::: Provided information :::

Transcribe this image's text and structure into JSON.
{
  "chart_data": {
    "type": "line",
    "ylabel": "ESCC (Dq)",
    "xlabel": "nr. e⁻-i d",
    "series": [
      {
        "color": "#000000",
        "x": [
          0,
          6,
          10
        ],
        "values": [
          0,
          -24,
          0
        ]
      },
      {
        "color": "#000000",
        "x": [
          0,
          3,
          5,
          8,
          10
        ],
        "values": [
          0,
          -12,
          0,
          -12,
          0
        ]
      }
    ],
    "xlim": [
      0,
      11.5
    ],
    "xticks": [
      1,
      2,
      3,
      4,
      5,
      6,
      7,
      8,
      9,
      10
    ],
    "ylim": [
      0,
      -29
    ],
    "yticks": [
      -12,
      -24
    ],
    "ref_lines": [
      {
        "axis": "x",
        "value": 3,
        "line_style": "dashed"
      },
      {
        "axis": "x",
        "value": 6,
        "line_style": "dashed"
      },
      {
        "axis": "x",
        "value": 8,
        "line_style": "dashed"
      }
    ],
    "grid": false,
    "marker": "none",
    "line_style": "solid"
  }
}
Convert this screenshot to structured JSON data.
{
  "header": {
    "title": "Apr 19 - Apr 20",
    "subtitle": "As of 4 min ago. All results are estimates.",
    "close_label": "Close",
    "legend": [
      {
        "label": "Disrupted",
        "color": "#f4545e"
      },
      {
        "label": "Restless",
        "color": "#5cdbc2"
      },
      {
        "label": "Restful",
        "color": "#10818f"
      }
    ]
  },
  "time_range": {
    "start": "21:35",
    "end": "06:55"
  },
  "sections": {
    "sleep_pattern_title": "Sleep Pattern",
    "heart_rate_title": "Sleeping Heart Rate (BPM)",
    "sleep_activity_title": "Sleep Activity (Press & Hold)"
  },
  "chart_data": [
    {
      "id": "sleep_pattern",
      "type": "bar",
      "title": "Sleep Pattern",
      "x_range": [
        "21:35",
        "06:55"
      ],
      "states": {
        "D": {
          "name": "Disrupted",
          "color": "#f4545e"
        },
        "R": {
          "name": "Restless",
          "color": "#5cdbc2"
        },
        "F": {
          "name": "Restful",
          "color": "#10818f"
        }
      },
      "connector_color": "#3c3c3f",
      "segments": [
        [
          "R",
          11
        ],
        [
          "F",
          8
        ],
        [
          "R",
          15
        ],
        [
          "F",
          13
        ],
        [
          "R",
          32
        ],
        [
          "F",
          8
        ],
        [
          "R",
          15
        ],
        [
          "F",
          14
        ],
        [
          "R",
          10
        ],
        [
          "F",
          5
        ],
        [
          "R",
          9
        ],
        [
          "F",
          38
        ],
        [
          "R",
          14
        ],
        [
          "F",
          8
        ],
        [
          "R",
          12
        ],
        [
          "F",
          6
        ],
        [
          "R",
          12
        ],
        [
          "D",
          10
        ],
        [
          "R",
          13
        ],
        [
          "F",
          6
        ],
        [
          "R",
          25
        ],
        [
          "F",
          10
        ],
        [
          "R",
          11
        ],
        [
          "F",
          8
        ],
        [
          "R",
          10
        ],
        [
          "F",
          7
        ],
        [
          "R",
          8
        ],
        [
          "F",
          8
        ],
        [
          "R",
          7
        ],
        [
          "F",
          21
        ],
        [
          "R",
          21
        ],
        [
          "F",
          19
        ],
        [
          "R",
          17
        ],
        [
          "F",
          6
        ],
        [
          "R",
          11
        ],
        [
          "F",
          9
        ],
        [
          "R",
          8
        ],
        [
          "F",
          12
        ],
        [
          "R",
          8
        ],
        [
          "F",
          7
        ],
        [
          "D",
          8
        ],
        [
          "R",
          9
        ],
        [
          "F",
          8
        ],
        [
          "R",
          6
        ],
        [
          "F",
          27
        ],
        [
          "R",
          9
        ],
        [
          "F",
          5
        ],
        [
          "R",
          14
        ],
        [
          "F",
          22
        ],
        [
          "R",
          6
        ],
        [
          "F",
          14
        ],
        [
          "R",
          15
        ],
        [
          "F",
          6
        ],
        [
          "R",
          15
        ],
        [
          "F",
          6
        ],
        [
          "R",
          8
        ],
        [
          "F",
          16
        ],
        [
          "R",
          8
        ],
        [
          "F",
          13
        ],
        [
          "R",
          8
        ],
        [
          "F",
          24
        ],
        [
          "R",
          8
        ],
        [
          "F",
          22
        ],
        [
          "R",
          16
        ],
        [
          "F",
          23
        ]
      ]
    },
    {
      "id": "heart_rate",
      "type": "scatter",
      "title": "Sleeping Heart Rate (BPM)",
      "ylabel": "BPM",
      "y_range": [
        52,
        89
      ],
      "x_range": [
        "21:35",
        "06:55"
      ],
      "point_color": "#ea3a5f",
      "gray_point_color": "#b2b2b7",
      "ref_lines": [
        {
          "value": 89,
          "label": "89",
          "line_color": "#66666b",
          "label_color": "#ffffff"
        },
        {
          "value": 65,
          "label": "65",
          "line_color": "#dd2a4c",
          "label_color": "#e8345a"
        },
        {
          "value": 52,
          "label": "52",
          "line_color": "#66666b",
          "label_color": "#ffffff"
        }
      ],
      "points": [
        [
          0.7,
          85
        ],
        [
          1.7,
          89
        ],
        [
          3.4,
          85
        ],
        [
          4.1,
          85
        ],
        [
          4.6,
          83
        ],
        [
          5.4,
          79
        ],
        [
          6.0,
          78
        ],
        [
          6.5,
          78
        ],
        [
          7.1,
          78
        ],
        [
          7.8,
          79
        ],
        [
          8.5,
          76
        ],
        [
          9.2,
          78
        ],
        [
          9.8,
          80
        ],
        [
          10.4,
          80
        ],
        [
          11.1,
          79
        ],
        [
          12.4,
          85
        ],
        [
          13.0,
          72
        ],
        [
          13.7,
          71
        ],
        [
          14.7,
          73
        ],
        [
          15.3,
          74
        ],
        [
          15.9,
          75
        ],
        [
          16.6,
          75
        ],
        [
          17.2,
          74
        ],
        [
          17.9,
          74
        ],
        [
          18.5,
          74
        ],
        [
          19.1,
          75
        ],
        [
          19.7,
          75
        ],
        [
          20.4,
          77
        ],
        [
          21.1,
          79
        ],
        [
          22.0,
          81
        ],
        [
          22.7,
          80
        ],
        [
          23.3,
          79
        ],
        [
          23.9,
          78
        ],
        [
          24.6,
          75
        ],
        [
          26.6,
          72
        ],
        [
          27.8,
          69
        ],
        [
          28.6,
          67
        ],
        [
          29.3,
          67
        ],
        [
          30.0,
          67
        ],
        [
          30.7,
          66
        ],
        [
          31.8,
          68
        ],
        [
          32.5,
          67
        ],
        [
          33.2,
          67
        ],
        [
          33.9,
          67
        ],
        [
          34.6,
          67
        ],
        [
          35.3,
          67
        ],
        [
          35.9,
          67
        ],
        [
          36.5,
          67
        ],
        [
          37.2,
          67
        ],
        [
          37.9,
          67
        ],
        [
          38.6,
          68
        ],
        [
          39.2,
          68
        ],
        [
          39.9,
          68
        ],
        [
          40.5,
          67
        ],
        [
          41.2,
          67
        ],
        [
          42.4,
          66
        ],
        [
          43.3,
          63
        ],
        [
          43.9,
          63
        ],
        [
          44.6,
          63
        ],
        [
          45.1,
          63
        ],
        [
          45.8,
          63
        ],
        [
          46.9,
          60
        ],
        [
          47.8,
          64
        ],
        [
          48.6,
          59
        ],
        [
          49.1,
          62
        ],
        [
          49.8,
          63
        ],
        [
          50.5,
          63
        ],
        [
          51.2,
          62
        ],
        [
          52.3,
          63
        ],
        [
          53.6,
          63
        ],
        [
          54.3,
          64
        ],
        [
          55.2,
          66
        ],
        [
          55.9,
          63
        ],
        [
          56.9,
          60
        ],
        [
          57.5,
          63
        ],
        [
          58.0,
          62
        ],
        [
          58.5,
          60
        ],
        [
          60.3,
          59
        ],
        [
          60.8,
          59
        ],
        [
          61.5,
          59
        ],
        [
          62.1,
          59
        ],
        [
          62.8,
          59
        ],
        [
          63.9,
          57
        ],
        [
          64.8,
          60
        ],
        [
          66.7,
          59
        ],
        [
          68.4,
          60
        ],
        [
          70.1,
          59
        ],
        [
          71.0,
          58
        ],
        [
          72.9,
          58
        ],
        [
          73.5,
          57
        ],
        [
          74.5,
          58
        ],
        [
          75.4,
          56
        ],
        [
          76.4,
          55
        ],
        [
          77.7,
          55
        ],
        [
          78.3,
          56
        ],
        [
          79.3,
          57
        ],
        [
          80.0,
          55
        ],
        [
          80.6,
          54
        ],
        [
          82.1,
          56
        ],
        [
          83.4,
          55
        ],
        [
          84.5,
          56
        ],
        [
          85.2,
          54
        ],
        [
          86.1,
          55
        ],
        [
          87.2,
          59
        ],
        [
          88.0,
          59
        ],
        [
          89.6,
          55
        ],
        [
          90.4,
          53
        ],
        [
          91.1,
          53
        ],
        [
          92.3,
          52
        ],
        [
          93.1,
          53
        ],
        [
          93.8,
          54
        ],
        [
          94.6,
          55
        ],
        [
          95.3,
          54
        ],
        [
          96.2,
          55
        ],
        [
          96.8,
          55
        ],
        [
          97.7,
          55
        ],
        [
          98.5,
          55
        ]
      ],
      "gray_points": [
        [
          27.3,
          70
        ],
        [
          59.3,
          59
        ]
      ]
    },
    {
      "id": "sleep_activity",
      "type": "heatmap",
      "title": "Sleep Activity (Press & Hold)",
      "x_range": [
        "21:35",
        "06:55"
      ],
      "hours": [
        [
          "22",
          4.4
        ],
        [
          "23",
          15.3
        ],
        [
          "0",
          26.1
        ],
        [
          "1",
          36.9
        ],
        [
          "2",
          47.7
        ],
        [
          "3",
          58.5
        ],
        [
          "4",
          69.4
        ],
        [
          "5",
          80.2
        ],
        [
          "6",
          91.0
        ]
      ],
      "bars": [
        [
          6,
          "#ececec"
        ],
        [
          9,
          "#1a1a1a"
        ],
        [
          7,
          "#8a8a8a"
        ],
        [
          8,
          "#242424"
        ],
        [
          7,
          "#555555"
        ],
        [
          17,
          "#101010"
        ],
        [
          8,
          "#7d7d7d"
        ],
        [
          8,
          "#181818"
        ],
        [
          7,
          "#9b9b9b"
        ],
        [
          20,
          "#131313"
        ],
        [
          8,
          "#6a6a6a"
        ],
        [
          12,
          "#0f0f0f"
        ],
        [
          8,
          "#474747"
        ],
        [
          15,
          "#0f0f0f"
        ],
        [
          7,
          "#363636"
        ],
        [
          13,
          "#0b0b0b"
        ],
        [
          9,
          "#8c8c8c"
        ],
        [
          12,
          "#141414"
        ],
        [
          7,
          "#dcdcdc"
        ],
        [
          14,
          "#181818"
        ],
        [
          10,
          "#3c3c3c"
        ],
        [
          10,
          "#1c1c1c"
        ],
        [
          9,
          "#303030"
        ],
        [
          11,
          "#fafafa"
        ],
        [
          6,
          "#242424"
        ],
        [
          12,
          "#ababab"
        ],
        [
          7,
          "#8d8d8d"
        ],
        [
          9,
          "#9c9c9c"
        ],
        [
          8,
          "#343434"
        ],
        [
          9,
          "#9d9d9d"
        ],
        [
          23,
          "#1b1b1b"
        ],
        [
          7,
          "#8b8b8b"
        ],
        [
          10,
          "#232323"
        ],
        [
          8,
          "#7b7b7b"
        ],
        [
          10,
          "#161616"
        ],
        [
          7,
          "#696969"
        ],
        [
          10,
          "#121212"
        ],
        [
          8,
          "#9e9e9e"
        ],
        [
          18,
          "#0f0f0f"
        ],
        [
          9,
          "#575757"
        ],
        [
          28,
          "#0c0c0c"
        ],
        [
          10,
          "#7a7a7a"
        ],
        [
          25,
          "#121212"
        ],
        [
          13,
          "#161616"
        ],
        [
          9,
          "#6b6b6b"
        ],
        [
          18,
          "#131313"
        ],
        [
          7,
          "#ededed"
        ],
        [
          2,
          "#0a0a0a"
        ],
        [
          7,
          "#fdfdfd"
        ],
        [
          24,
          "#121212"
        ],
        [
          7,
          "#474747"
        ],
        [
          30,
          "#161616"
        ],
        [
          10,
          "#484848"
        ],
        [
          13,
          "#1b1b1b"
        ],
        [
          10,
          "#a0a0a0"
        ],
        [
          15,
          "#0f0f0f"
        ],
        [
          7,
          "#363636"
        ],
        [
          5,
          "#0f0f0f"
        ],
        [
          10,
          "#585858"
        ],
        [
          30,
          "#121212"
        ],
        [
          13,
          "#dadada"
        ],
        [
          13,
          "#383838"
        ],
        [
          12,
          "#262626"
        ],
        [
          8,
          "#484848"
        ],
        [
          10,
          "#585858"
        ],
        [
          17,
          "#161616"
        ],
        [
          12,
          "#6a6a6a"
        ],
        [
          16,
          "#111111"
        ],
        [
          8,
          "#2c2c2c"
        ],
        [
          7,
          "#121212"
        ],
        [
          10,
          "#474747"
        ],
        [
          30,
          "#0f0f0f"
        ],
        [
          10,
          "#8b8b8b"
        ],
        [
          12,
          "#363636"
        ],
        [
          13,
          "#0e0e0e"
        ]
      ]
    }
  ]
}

:::

Scan the records above for the string "name", then report every line that contains it.

          "name": "Disrupted",
          "name": "Restless",
          "name": "Restful",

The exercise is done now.